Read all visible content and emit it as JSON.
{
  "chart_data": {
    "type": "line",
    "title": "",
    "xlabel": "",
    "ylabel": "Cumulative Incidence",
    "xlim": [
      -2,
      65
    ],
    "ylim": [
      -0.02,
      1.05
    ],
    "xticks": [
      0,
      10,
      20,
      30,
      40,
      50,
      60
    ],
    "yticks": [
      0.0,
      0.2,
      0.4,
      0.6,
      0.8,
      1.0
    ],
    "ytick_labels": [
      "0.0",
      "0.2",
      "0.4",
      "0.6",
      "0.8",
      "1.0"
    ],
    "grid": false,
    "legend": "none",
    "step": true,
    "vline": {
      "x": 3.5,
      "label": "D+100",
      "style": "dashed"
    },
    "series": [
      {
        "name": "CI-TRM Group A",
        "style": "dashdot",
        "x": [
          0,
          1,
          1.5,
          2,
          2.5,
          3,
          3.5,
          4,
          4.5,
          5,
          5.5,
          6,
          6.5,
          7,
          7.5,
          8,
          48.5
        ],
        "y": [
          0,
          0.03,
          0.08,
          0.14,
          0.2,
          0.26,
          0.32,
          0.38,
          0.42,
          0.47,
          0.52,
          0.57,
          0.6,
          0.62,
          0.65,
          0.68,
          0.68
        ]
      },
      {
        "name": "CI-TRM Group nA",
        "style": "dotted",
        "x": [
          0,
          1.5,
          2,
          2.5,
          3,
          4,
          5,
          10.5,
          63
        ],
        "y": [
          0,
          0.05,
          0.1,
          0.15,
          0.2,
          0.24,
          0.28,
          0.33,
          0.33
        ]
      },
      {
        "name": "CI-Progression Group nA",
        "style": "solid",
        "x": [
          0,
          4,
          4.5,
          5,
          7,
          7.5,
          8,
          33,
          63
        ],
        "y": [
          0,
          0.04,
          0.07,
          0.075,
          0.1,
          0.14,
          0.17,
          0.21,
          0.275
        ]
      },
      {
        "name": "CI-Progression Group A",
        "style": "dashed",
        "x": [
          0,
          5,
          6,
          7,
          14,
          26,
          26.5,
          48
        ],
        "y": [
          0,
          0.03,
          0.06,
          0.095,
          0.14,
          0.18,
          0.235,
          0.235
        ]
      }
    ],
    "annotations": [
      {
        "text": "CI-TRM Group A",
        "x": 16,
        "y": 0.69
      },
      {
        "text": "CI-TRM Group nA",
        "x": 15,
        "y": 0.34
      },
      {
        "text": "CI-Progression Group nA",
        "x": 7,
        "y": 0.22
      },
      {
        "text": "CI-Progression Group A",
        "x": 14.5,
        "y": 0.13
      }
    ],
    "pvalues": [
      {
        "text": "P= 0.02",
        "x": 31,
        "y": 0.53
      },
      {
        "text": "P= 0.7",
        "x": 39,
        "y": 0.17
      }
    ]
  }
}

## Exercise aim
Report the number of lines that include the string "name"; return nothing but the count.

## Result of this task
4